▸ **TASK INPUTS**

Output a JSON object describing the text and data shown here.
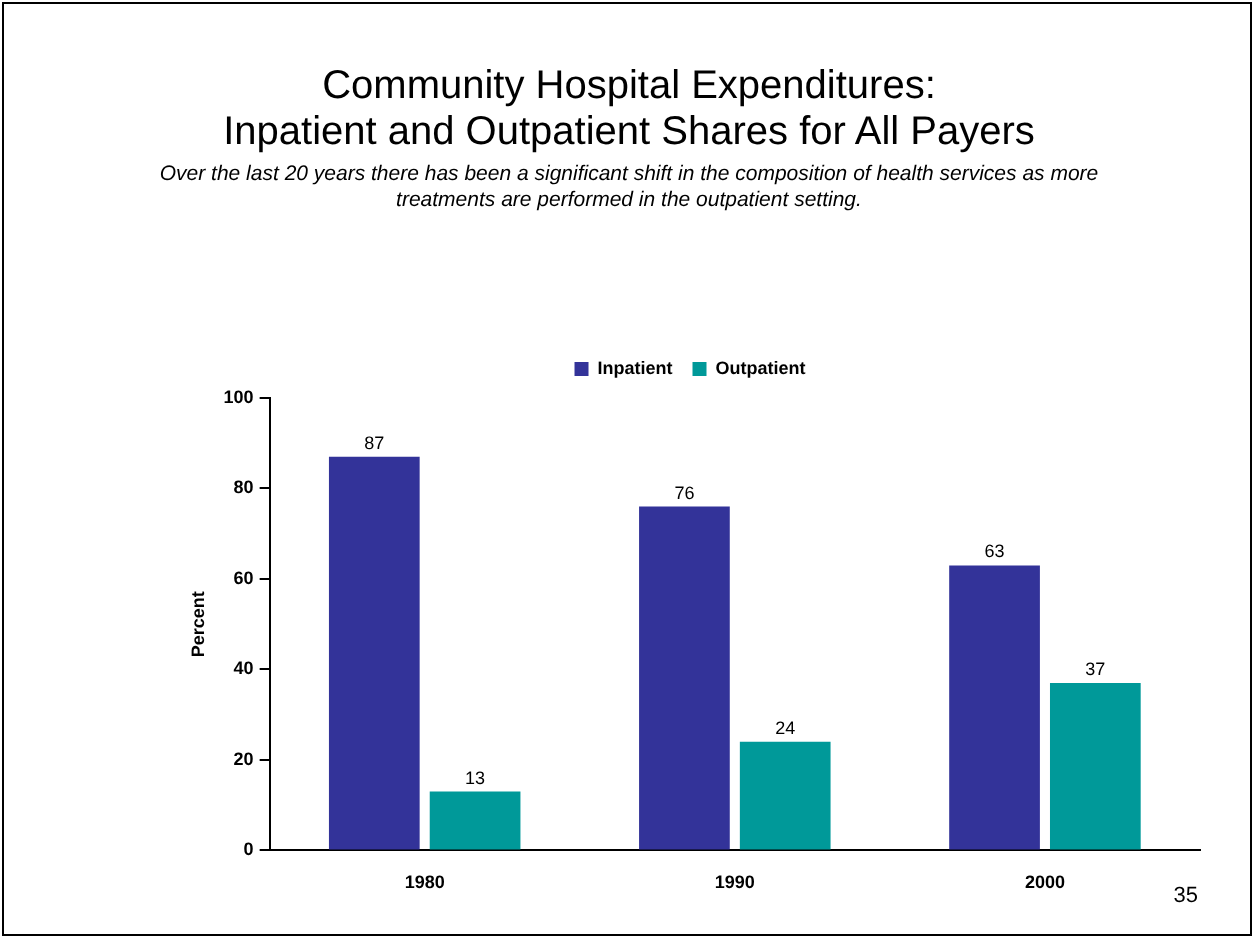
{
  "chart_data": {
    "type": "bar",
    "title": "Community Hospital Expenditures:\nInpatient and Outpatient Shares for All Payers",
    "subtitle": "Over the last 20 years there has been a significant shift in the composition of health services as more treatments are performed in the outpatient setting.",
    "ylabel": "Percent",
    "categories": [
      "1980",
      "1990",
      "2000"
    ],
    "series": [
      {
        "name": "Inpatient",
        "color": "#333399",
        "values": [
          87,
          76,
          63
        ]
      },
      {
        "name": "Outpatient",
        "color": "#009999",
        "values": [
          13,
          24,
          37
        ]
      }
    ],
    "ylim": [
      0,
      100
    ],
    "yticks": [
      0,
      20,
      40,
      60,
      80,
      100
    ],
    "grid": false,
    "legend": "top",
    "data_labels": true,
    "annotations": [
      "35"
    ]
  }
}
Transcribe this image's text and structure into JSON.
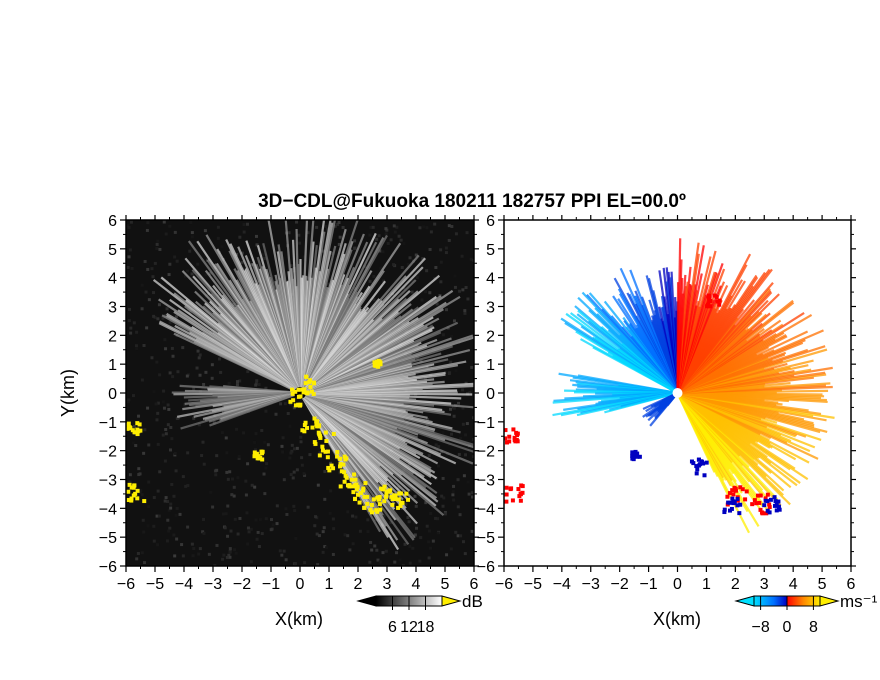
{
  "title": "3D−CDL@Fukuoka 180211 182757 PPI EL=00.0º",
  "chart_data": [
    {
      "type": "heatmap",
      "name": "backscatter-intensity-ppi",
      "xlabel": "X(km)",
      "ylabel": "Y(km)",
      "xlim": [
        -6,
        6
      ],
      "ylim": [
        -6,
        6
      ],
      "x_ticks": [
        -6,
        -5,
        -4,
        -3,
        -2,
        -1,
        0,
        1,
        2,
        3,
        4,
        5,
        6
      ],
      "y_ticks": [
        -6,
        -5,
        -4,
        -3,
        -2,
        -1,
        0,
        1,
        2,
        3,
        4,
        5,
        6
      ],
      "colorbar": {
        "label": "dB",
        "ticks": [
          6,
          12,
          18
        ],
        "range": [
          0,
          24
        ],
        "colors": [
          "#000000",
          "#ffffff"
        ]
      },
      "background_color": "#111111",
      "highlight_color": "#ffee00"
    },
    {
      "type": "heatmap",
      "name": "doppler-velocity-ppi",
      "xlabel": "X(km)",
      "ylabel": "",
      "xlim": [
        -6,
        6
      ],
      "ylim": [
        -6,
        6
      ],
      "x_ticks": [
        -6,
        -5,
        -4,
        -3,
        -2,
        -1,
        0,
        1,
        2,
        3,
        4,
        5,
        6
      ],
      "y_ticks": [
        -6,
        -5,
        -4,
        -3,
        -2,
        -1,
        0,
        1,
        2,
        3,
        4,
        5,
        6
      ],
      "colorbar": {
        "label": "ms⁻¹",
        "ticks": [
          -8,
          0,
          8
        ],
        "range": [
          -10,
          10
        ],
        "colors": [
          "#00e0ff",
          "#0060ff",
          "#0000c0",
          "#ff0000",
          "#ff8800",
          "#ffee00"
        ]
      },
      "background_color": "#ffffff"
    }
  ]
}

▸ **SET TASK**
Write out the records above exactly as they stand, leaving out every picture.

▸ **EXERCISE ANSWER**
Output a JSON object describing the text and data shown here.
{
  "chart_data": {
    "type": "bar",
    "title": "Community Hospital Expenditures:\nInpatient and Outpatient Shares for All Payers",
    "subtitle": "Over the last 20 years there has been a significant shift in the composition of health services as more treatments are performed in the outpatient setting.",
    "ylabel": "Percent",
    "categories": [
      "1980",
      "1990",
      "2000"
    ],
    "series": [
      {
        "name": "Inpatient",
        "color": "#333399",
        "values": [
          87,
          76,
          63
        ]
      },
      {
        "name": "Outpatient",
        "color": "#009999",
        "values": [
          13,
          24,
          37
        ]
      }
    ],
    "ylim": [
      0,
      100
    ],
    "yticks": [
      0,
      20,
      40,
      60,
      80,
      100
    ],
    "grid": false,
    "legend": "top",
    "data_labels": true,
    "annotations": [
      "35"
    ]
  }
}
Transcribe this image's text and structure into JSON.
{
  "title": "3D−CDL@Fukuoka 180211 182757 PPI EL=00.0º",
  "chart_data": [
    {
      "type": "heatmap",
      "name": "backscatter-intensity-ppi",
      "xlabel": "X(km)",
      "ylabel": "Y(km)",
      "xlim": [
        -6,
        6
      ],
      "ylim": [
        -6,
        6
      ],
      "x_ticks": [
        -6,
        -5,
        -4,
        -3,
        -2,
        -1,
        0,
        1,
        2,
        3,
        4,
        5,
        6
      ],
      "y_ticks": [
        -6,
        -5,
        -4,
        -3,
        -2,
        -1,
        0,
        1,
        2,
        3,
        4,
        5,
        6
      ],
      "colorbar": {
        "label": "dB",
        "ticks": [
          6,
          12,
          18
        ],
        "range": [
          0,
          24
        ],
        "colors": [
          "#000000",
          "#ffffff"
        ]
      },
      "background_color": "#111111",
      "highlight_color": "#ffee00"
    },
    {
      "type": "heatmap",
      "name": "doppler-velocity-ppi",
      "xlabel": "X(km)",
      "ylabel": "",
      "xlim": [
        -6,
        6
      ],
      "ylim": [
        -6,
        6
      ],
      "x_ticks": [
        -6,
        -5,
        -4,
        -3,
        -2,
        -1,
        0,
        1,
        2,
        3,
        4,
        5,
        6
      ],
      "y_ticks": [
        -6,
        -5,
        -4,
        -3,
        -2,
        -1,
        0,
        1,
        2,
        3,
        4,
        5,
        6
      ],
      "colorbar": {
        "label": "ms⁻¹",
        "ticks": [
          -8,
          0,
          8
        ],
        "range": [
          -10,
          10
        ],
        "colors": [
          "#00e0ff",
          "#0060ff",
          "#0000c0",
          "#ff0000",
          "#ff8800",
          "#ffee00"
        ]
      },
      "background_color": "#ffffff"
    }
  ]
}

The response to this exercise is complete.